> **Exercise description**: Gather up the lines that contain "panel".

··········

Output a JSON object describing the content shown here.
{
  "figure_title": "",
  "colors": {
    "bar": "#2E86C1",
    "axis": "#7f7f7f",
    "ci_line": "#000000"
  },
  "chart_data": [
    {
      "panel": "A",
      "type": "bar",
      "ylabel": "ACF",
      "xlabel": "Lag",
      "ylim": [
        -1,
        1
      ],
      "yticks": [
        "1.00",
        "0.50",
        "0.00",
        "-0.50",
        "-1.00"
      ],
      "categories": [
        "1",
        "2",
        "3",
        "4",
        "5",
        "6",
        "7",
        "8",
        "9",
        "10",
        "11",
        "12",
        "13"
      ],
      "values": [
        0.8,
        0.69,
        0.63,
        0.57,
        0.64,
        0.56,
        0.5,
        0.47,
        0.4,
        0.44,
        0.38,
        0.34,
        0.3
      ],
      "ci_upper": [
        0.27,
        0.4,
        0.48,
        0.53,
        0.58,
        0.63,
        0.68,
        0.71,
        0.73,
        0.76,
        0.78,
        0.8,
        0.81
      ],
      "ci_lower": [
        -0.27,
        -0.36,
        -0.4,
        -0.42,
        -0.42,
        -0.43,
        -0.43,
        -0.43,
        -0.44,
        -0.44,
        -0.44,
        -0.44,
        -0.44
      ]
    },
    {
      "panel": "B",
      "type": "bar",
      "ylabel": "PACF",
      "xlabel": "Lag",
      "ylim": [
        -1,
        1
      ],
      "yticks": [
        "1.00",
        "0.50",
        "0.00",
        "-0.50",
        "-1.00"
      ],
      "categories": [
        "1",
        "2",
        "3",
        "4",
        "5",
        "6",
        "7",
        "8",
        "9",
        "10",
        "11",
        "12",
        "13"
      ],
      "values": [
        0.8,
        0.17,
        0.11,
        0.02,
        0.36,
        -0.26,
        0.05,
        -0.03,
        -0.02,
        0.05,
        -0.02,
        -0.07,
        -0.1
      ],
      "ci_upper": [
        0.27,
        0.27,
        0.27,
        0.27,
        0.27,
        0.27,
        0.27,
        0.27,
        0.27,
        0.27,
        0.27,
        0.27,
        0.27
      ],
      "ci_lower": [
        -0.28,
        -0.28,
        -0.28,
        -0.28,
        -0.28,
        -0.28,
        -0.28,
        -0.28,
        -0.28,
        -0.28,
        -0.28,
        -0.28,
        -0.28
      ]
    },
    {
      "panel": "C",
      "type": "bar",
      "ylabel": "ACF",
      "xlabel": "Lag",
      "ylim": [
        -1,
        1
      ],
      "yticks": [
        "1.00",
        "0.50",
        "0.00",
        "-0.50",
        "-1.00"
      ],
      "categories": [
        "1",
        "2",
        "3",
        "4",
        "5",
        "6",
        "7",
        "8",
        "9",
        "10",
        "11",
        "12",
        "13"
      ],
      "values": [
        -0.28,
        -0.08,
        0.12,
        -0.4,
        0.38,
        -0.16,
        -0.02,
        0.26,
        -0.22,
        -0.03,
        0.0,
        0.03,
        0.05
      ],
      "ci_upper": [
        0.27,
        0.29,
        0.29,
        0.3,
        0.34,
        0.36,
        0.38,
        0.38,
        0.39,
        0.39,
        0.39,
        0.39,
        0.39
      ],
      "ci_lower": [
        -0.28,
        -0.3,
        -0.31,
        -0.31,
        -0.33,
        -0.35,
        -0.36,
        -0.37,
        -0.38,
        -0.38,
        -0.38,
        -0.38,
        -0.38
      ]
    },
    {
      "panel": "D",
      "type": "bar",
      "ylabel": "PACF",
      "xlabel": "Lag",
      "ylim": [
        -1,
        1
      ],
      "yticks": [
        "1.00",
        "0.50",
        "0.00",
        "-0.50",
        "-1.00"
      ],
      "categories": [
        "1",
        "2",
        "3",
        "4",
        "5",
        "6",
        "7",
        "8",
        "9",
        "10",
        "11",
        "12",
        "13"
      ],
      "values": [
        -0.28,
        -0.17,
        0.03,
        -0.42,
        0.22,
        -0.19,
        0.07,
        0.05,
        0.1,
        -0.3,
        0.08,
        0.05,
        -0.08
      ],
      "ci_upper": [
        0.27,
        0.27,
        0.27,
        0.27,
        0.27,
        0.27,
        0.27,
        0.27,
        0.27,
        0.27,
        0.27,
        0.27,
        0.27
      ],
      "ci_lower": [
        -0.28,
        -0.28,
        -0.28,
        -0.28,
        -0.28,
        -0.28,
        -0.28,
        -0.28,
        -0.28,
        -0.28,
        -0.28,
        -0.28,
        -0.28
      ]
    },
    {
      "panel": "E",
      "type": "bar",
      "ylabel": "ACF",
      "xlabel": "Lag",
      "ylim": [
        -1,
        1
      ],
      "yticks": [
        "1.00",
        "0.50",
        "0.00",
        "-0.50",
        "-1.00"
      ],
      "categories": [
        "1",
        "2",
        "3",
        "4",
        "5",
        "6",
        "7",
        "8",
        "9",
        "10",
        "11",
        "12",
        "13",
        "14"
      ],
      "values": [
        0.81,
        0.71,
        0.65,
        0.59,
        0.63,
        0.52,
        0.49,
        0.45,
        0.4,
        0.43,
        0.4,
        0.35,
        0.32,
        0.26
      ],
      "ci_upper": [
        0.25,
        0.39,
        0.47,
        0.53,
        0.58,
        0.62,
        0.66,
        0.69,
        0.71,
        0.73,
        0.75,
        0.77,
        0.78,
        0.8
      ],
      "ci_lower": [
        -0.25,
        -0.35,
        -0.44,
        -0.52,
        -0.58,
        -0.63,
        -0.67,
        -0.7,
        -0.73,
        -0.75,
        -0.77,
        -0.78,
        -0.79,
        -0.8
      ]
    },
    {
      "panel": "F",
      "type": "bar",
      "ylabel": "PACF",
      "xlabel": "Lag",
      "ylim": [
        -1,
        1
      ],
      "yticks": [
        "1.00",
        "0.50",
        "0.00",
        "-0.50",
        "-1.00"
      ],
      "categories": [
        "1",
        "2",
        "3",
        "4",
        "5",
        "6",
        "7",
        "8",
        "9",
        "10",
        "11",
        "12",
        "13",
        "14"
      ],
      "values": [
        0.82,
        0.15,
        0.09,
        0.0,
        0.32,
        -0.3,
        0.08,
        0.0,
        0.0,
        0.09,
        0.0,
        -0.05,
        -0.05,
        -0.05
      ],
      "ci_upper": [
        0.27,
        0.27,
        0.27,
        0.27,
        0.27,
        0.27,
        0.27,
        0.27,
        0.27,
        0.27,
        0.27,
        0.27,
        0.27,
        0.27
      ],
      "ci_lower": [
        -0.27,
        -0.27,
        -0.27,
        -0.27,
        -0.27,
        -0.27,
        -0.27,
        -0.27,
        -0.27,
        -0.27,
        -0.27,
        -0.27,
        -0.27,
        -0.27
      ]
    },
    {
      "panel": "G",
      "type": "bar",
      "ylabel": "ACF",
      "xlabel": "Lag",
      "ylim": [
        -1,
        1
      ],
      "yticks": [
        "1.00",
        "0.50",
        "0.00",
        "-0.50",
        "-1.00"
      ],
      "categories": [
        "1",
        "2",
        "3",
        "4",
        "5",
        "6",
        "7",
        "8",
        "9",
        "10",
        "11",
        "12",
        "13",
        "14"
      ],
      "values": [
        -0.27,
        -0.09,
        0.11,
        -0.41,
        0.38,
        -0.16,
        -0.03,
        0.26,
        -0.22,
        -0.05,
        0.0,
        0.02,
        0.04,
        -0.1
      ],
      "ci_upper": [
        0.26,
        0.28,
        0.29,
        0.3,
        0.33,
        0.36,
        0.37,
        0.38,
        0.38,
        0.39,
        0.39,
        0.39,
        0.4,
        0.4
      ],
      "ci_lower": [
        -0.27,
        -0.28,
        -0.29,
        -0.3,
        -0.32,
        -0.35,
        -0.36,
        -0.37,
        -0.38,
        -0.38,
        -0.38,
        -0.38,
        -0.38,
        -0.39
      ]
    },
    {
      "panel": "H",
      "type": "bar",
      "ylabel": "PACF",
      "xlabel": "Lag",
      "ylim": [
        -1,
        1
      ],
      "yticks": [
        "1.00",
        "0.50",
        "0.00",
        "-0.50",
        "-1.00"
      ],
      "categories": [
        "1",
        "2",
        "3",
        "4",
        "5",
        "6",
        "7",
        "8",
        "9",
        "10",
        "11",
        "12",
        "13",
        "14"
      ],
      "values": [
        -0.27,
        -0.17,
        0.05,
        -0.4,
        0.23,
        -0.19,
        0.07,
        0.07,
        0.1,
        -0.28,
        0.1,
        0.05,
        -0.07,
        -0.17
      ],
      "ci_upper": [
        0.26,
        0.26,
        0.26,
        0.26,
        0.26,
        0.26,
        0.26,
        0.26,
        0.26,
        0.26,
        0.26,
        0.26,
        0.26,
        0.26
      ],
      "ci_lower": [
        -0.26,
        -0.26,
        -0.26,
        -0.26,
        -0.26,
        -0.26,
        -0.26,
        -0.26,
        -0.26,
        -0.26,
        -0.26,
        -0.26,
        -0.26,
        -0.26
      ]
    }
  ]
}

··········

> **The answer**:
      "panel": "A",
      "panel": "B",
      "panel": "C",
      "panel": "D",
      "panel": "E",
      "panel": "F",
      "panel": "G",
      "panel": "H",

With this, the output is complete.